▶ **WORK REQUIRED**
Without omitting anything, return the records precisely as given.

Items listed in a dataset
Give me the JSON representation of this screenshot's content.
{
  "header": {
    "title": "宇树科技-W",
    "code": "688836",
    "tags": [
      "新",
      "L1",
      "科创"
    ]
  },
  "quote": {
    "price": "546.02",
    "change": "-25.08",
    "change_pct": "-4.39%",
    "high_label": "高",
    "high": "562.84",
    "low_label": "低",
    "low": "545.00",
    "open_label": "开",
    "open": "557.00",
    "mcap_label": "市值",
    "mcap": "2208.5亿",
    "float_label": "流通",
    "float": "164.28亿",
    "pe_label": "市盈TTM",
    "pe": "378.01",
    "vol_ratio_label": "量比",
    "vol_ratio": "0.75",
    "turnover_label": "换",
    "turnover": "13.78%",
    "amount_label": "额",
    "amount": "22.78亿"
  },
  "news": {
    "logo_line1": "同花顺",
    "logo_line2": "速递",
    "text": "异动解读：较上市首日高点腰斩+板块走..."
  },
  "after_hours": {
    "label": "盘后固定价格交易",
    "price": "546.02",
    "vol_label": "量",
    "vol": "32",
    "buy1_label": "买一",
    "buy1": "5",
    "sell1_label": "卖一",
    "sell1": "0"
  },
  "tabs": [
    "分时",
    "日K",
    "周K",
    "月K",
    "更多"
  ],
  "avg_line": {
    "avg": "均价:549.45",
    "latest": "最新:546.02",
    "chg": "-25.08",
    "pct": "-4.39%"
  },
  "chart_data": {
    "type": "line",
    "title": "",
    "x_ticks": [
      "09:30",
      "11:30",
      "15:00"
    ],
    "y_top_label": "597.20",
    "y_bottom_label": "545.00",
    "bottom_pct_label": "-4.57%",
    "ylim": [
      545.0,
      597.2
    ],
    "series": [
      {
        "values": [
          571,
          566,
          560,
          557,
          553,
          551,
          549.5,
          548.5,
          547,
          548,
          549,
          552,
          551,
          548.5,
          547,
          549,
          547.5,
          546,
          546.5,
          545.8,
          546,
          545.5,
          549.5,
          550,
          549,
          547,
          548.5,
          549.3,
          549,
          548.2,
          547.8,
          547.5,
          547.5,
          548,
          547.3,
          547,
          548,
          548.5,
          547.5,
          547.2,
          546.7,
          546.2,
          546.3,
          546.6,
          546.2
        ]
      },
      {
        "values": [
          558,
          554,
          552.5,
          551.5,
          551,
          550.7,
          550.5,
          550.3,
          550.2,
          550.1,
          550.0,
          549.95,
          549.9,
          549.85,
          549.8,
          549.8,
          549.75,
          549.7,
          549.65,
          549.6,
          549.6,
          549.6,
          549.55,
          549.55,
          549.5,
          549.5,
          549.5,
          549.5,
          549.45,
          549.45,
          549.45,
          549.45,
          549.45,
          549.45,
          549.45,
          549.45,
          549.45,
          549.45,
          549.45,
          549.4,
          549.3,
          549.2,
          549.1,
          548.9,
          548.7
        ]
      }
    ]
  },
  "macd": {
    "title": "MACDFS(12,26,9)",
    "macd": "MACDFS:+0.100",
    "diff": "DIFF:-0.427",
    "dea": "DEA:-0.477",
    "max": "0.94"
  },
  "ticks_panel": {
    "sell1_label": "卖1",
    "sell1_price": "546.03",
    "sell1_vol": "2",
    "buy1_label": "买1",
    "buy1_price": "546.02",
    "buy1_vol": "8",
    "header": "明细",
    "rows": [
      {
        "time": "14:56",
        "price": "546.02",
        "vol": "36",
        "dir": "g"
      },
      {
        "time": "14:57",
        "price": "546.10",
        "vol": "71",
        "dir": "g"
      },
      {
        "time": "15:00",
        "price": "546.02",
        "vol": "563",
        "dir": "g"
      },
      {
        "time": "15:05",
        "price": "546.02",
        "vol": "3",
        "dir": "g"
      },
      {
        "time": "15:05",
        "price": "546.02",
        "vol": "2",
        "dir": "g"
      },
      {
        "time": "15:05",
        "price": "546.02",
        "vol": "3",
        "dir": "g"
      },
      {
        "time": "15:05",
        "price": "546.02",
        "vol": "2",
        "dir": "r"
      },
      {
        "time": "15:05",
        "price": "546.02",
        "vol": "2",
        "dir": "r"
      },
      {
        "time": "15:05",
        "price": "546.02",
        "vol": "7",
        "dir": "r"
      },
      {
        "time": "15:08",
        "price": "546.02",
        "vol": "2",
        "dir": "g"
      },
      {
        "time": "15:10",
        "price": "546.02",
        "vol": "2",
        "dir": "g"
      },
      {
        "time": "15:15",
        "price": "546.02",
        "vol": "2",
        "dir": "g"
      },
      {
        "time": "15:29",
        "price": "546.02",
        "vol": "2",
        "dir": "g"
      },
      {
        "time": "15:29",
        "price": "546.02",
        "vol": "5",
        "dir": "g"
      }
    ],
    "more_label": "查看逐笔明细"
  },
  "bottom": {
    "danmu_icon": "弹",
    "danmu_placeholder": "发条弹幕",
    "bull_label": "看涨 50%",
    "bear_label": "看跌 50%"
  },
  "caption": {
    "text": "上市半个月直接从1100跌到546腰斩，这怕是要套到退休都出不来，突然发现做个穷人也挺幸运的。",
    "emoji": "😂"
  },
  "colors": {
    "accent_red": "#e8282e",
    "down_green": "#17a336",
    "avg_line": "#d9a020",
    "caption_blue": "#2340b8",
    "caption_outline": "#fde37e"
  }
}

▶ **FULL OUTPUT**
Give me the JSON representation of this screenshot's content.
{
  "header": {
    "title": "宇树科技-W",
    "code": "688836",
    "tags": [
      "新",
      "L1",
      "科创"
    ]
  },
  "quote": {
    "price": "546.02",
    "change": "-25.08",
    "change_pct": "-4.39%",
    "high_label": "高",
    "high": "562.84",
    "low_label": "低",
    "low": "545.00",
    "open_label": "开",
    "open": "557.00",
    "mcap_label": "市值",
    "mcap": "2208.5亿",
    "float_label": "流通",
    "float": "164.28亿",
    "pe_label": "市盈TTM",
    "pe": "378.01",
    "vol_ratio_label": "量比",
    "vol_ratio": "0.75",
    "turnover_label": "换",
    "turnover": "13.78%",
    "amount_label": "额",
    "amount": "22.78亿"
  },
  "news": {
    "logo_line1": "同花顺",
    "logo_line2": "速递",
    "text": "异动解读：较上市首日高点腰斩+板块走..."
  },
  "after_hours": {
    "label": "盘后固定价格交易",
    "price": "546.02",
    "vol_label": "量",
    "vol": "32",
    "buy1_label": "买一",
    "buy1": "5",
    "sell1_label": "卖一",
    "sell1": "0"
  },
  "tabs": [
    "分时",
    "日K",
    "周K",
    "月K",
    "更多"
  ],
  "avg_line": {
    "avg": "均价:549.45",
    "latest": "最新:546.02",
    "chg": "-25.08",
    "pct": "-4.39%"
  },
  "chart_data": {
    "type": "line",
    "title": "",
    "x_ticks": [
      "09:30",
      "11:30",
      "15:00"
    ],
    "y_top_label": "597.20",
    "y_bottom_label": "545.00",
    "bottom_pct_label": "-4.57%",
    "ylim": [
      545.0,
      597.2
    ],
    "series": [
      {
        "values": [
          571,
          566,
          560,
          557,
          553,
          551,
          549.5,
          548.5,
          547,
          548,
          549,
          552,
          551,
          548.5,
          547,
          549,
          547.5,
          546,
          546.5,
          545.8,
          546,
          545.5,
          549.5,
          550,
          549,
          547,
          548.5,
          549.3,
          549,
          548.2,
          547.8,
          547.5,
          547.5,
          548,
          547.3,
          547,
          548,
          548.5,
          547.5,
          547.2,
          546.7,
          546.2,
          546.3,
          546.6,
          546.2
        ]
      },
      {
        "values": [
          558,
          554,
          552.5,
          551.5,
          551,
          550.7,
          550.5,
          550.3,
          550.2,
          550.1,
          550.0,
          549.95,
          549.9,
          549.85,
          549.8,
          549.8,
          549.75,
          549.7,
          549.65,
          549.6,
          549.6,
          549.6,
          549.55,
          549.55,
          549.5,
          549.5,
          549.5,
          549.5,
          549.45,
          549.45,
          549.45,
          549.45,
          549.45,
          549.45,
          549.45,
          549.45,
          549.45,
          549.45,
          549.45,
          549.4,
          549.3,
          549.2,
          549.1,
          548.9,
          548.7
        ]
      }
    ]
  },
  "macd": {
    "title": "MACDFS(12,26,9)",
    "macd": "MACDFS:+0.100",
    "diff": "DIFF:-0.427",
    "dea": "DEA:-0.477",
    "max": "0.94"
  },
  "ticks_panel": {
    "sell1_label": "卖1",
    "sell1_price": "546.03",
    "sell1_vol": "2",
    "buy1_label": "买1",
    "buy1_price": "546.02",
    "buy1_vol": "8",
    "header": "明细",
    "rows": [
      {
        "time": "14:56",
        "price": "546.02",
        "vol": "36",
        "dir": "g"
      },
      {
        "time": "14:57",
        "price": "546.10",
        "vol": "71",
        "dir": "g"
      },
      {
        "time": "15:00",
        "price": "546.02",
        "vol": "563",
        "dir": "g"
      },
      {
        "time": "15:05",
        "price": "546.02",
        "vol": "3",
        "dir": "g"
      },
      {
        "time": "15:05",
        "price": "546.02",
        "vol": "2",
        "dir": "g"
      },
      {
        "time": "15:05",
        "price": "546.02",
        "vol": "3",
        "dir": "g"
      },
      {
        "time": "15:05",
        "price": "546.02",
        "vol": "2",
        "dir": "r"
      },
      {
        "time": "15:05",
        "price": "546.02",
        "vol": "2",
        "dir": "r"
      },
      {
        "time": "15:05",
        "price": "546.02",
        "vol": "7",
        "dir": "r"
      },
      {
        "time": "15:08",
        "price": "546.02",
        "vol": "2",
        "dir": "g"
      },
      {
        "time": "15:10",
        "price": "546.02",
        "vol": "2",
        "dir": "g"
      },
      {
        "time": "15:15",
        "price": "546.02",
        "vol": "2",
        "dir": "g"
      },
      {
        "time": "15:29",
        "price": "546.02",
        "vol": "2",
        "dir": "g"
      },
      {
        "time": "15:29",
        "price": "546.02",
        "vol": "5",
        "dir": "g"
      }
    ],
    "more_label": "查看逐笔明细"
  },
  "bottom": {
    "danmu_icon": "弹",
    "danmu_placeholder": "发条弹幕",
    "bull_label": "看涨 50%",
    "bear_label": "看跌 50%"
  },
  "caption": {
    "text": "上市半个月直接从1100跌到546腰斩，这怕是要套到退休都出不来，突然发现做个穷人也挺幸运的。",
    "emoji": "😂"
  },
  "colors": {
    "accent_red": "#e8282e",
    "down_green": "#17a336",
    "avg_line": "#d9a020",
    "caption_blue": "#2340b8",
    "caption_outline": "#fde37e"
  }
}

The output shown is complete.